* Exercise goal: Check each line of the listing for the word "санитарно" and report how many lines contain it, giving nothing but the number.

* Entries:

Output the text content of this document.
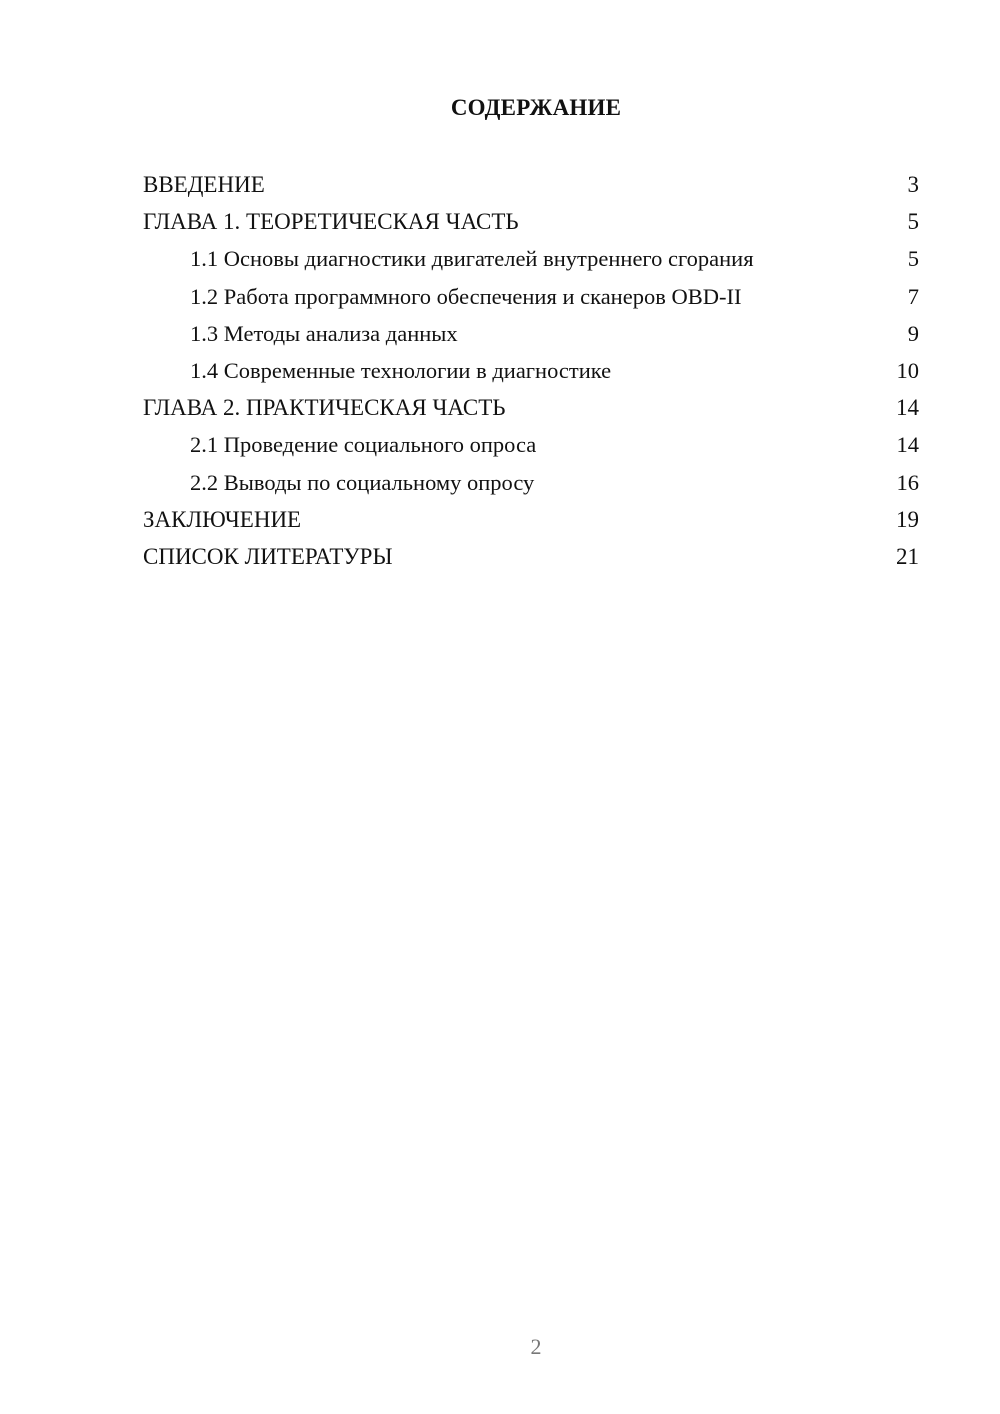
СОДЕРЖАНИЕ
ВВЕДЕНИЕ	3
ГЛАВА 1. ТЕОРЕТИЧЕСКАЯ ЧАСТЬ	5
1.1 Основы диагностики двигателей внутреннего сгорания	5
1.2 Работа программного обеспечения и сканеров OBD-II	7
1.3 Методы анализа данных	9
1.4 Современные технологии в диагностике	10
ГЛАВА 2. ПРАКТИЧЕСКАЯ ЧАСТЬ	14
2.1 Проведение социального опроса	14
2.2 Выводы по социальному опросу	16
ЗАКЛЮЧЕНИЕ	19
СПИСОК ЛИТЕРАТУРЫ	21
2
---
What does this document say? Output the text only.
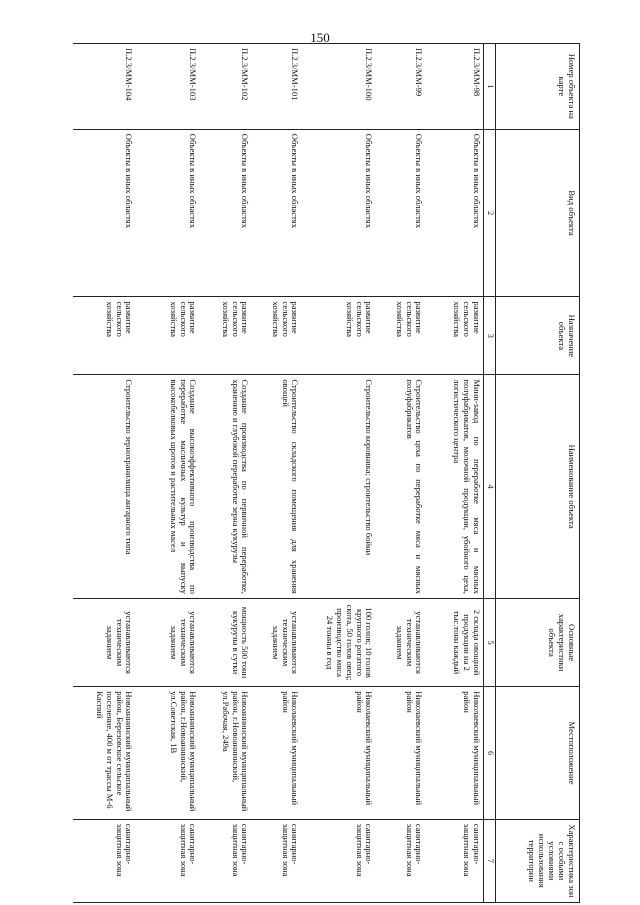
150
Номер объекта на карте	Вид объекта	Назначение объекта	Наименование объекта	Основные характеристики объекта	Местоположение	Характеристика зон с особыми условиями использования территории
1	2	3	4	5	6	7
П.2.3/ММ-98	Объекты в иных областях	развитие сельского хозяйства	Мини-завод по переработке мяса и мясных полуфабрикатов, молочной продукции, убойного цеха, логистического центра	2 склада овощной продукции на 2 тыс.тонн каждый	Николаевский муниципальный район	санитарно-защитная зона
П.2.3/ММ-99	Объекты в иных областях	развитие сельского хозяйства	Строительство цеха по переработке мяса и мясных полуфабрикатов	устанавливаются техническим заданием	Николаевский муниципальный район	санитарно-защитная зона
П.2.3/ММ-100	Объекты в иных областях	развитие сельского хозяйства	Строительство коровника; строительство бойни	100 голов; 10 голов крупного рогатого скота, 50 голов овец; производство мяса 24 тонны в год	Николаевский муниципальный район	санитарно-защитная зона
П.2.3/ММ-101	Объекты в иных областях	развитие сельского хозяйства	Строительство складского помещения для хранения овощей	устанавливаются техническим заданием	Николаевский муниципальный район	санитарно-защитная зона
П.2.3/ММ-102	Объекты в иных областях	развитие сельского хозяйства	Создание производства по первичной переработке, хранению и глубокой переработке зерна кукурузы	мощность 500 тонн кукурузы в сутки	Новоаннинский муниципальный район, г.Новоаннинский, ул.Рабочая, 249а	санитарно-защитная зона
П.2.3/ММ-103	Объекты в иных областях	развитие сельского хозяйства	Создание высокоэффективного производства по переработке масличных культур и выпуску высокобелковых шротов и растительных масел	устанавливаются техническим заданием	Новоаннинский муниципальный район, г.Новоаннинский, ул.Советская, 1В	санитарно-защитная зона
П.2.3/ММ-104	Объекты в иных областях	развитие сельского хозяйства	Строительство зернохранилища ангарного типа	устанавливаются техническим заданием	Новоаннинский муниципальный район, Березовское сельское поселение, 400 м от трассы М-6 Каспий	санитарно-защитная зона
--
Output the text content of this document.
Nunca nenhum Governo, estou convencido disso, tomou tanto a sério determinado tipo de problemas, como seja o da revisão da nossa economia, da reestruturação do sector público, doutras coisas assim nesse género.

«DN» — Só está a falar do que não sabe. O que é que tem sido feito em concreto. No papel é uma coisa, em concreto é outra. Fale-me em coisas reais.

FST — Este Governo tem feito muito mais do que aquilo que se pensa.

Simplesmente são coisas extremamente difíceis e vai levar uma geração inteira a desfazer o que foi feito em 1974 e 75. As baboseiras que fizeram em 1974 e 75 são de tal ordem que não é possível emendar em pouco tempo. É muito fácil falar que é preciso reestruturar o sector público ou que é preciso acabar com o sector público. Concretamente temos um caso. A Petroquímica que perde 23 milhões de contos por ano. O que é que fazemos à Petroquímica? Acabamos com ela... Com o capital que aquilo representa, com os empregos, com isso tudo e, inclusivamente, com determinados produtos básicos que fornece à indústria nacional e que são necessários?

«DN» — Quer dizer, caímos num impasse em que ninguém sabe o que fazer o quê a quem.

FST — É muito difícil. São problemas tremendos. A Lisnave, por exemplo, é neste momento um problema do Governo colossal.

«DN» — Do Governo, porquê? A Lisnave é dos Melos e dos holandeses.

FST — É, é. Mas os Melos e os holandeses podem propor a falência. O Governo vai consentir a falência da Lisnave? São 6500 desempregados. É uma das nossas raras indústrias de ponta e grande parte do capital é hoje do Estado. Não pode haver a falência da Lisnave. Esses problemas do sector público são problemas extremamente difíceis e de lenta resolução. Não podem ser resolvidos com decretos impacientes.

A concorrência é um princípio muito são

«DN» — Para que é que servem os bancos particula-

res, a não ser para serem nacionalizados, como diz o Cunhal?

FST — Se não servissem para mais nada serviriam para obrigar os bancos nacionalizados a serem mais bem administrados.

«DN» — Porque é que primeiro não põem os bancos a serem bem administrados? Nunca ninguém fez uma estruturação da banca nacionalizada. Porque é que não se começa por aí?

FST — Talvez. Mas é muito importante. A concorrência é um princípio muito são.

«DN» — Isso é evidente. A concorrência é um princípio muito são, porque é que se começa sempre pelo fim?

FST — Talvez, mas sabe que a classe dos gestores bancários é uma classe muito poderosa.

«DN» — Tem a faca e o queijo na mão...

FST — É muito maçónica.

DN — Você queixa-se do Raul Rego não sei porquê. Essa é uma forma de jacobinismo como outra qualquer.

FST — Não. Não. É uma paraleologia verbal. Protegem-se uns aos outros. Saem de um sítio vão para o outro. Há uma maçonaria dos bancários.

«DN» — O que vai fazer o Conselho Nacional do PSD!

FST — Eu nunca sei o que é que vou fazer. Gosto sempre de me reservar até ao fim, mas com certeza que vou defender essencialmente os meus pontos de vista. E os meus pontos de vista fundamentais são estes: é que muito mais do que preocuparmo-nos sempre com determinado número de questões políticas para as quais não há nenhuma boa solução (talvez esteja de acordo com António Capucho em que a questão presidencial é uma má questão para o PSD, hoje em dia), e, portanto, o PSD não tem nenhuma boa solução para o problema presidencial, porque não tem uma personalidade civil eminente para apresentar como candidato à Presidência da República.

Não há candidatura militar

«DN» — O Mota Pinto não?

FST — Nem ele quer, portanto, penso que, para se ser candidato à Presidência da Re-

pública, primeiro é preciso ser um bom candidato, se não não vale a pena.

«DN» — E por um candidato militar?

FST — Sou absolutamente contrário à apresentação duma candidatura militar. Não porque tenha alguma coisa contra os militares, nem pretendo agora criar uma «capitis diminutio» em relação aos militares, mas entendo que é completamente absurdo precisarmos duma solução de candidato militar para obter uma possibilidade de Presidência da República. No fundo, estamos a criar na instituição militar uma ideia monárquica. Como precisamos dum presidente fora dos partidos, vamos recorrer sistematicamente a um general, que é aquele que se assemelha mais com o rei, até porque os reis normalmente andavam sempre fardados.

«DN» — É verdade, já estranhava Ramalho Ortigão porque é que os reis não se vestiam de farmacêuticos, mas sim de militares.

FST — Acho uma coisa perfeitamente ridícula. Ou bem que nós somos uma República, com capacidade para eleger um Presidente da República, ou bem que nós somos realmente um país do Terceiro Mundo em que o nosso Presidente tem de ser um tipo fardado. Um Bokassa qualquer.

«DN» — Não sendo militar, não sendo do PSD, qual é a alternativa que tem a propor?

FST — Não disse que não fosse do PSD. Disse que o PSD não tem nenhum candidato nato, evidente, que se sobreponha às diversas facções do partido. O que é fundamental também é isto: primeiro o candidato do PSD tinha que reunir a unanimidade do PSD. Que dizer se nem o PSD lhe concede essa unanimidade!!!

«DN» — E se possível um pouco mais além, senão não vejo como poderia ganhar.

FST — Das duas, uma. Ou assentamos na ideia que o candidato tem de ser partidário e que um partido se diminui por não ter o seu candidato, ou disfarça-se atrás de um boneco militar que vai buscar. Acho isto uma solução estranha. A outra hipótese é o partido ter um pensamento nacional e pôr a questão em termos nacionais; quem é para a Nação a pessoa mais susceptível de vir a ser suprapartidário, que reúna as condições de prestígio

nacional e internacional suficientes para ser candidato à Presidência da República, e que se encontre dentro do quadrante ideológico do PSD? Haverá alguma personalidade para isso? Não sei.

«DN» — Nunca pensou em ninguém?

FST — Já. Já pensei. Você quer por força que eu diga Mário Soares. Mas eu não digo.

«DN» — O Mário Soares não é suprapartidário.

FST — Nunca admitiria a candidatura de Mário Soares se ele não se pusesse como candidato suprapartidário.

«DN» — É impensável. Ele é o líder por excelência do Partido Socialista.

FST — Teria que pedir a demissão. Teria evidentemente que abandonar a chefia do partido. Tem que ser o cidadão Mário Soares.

* Correct response: 7